| Texte fourni |
****
La situation de Vénus serait analogue (durée d'un jour: 243 JT, durée d'une année : 224 JT), si elle ne tournait sur elle-même A L'ENVERS de toutes les autres planètes. Une journée sur Vénus est donc de 117 JT, Imaginez qu'une telle planète abrite la vie : flore et faune posséderaient, qui sait, des périodes veille/sommeil de 117 JT chacune...
Nous parlerons brièvement de l'orbite : développer ce sujet nous mènerait trop loin. En deux mots : une orbite circulaire créera un climat également froid, tempéré ou chaud. Une trajectoire irrégulière engendrera une période extrêmement froide ou chaude. Pour la petite histoire, tout n'est pas si simple : le moment où la Terre est le plus éloignée du soleil correspond à l'été boréal (de l'hémisphère nord), et ce pour des raisons d'incidence des rayons du soleil. Passons.

Ecosystème : ensemble des êtres vivants d'un même milieu et des éléments non vivants qui leur sont liés vitalement. (dictionnaire encyclopédique Larousse 1980). Cette définition est parfaite. Elle s'applique au microcosme (petite mare terrestre) comme au macrocosme (Procyon XIX la jovienne et ses méduses ; Orchidée, son climat de serre et son atmosphère d'oxyde de carbone). Il convient de soigner ce décor: l'écosystème de nos mondes imaginaires doit être attrayant, original, terrifiant. La chose à éviter est le centre d'intérêt unique. Procyon XIX est le berceau de célèbres méduses philosophes antimilitaristes, certes. Mais cette jovienne abrite aussi bien d'autres choses...

Faire un manuel de création d'écosystèmes en un chapitre serait présomptueux. Sachons seulement être assez précis pour que nos joueurs y " croient ", et suffisamment " vagues " pour nous ménager des portes de sortie : microbe pathogène (ou bienfaisant, pourquoi pas ?), animal fabuleux, phénomène météo qui cloue au sol les aéronefs (quoique je ne voie pas quel vent saurait empêcher le décollage d'un astronef de TRAVELLER capable, par définition, d'affronter les horribles conditions d'une jovienne ... )

Pour les écosystèmes semblables à celui de la Terre, une chose est certaine : il faut bien manger ! Il est difficile d'imaginer un tel monde où l'on ne se sustente point au moyen de cadavres d'animaux, de plantes ou de débris issus de leur décomposition. A moins d'un développement technologique extrême et d'un extrême respect de la vie. Des êtres à ce stade mangeraient alors des aliments synthétiques qui n'auraient jamais été vivants : viandes ayant " poussé " dans des cuves, plantes synthétisées à partir de minéraux, etc. Le stade ultime d'une telle espèce serait l'absorption directe de l'énergie nécessaire à sa subsistance : se nourrir, c'est transformer, par un processus chimique extrêmement complexe, des monceaux de protéines en quelques watts d'énergie chimique, un peu comme l'on recharge une batterie. Se branchera-t-on un jour à une prise de courant ?
****
| Extraits de données |
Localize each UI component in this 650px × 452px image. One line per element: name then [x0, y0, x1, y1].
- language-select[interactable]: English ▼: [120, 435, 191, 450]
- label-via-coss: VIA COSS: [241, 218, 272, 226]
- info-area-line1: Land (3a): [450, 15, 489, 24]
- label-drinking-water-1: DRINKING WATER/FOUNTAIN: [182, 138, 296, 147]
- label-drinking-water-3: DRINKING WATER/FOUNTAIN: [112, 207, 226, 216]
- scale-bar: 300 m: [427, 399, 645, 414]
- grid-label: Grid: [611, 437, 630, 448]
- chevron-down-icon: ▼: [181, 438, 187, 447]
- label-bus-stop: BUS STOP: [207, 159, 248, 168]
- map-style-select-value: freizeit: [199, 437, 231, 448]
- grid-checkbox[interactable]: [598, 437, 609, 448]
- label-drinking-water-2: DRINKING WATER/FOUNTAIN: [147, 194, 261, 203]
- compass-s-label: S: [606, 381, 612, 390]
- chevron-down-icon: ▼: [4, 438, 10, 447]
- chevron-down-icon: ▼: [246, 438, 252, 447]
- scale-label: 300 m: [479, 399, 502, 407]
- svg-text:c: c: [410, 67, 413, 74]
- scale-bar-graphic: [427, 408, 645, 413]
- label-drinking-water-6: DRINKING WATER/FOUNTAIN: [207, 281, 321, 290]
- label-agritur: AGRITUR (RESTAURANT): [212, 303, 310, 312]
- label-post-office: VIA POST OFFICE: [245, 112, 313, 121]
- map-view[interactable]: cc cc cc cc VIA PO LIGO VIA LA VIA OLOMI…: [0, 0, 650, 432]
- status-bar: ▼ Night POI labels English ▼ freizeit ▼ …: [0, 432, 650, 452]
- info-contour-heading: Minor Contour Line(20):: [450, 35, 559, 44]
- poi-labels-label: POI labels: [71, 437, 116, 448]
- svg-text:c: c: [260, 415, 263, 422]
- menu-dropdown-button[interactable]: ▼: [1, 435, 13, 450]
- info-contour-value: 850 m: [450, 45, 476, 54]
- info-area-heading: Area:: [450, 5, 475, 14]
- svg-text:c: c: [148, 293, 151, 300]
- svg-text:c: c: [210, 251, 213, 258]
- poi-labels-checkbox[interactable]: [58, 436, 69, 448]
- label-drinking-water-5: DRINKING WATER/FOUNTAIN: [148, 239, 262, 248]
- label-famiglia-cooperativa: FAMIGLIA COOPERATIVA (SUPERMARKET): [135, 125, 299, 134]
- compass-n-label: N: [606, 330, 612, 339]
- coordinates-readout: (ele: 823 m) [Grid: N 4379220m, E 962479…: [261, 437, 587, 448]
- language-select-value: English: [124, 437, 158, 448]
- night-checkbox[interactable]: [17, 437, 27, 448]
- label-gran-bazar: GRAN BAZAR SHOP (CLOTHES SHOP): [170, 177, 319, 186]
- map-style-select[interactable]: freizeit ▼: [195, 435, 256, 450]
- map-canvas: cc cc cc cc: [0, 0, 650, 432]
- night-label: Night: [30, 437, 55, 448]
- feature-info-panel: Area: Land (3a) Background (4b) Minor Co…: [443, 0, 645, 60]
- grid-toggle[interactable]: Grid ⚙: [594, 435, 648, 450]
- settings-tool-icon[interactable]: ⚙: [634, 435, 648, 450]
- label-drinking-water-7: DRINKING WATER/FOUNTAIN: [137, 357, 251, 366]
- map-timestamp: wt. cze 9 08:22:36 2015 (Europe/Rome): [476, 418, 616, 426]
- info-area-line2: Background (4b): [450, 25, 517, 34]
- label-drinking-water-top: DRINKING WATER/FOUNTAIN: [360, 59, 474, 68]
****
| But de l'exercice |
Reprenez sous forme de liste le paragraphe du texte fourni qui commence par « Nous parlerons brièvement de l'orbite », en gardant ses faits principaux. Pour répondre, appuyez-vous uniquement sur le texte fourni.

| Réponse attendue |
- L'orbite n'est traitée que rapidement, car le sujet mènerait trop loin.
- Une orbite circulaire donne un climat également froid, tempéré ou chaud.
- Une trajectoire irrégulière entraîne une période extrêmement froide ou chaude.
- Le moment où la Terre est le plus loin du soleil tombe pendant l'été de l'hémisphère nord, à cause de l'incidence des rayons du soleil.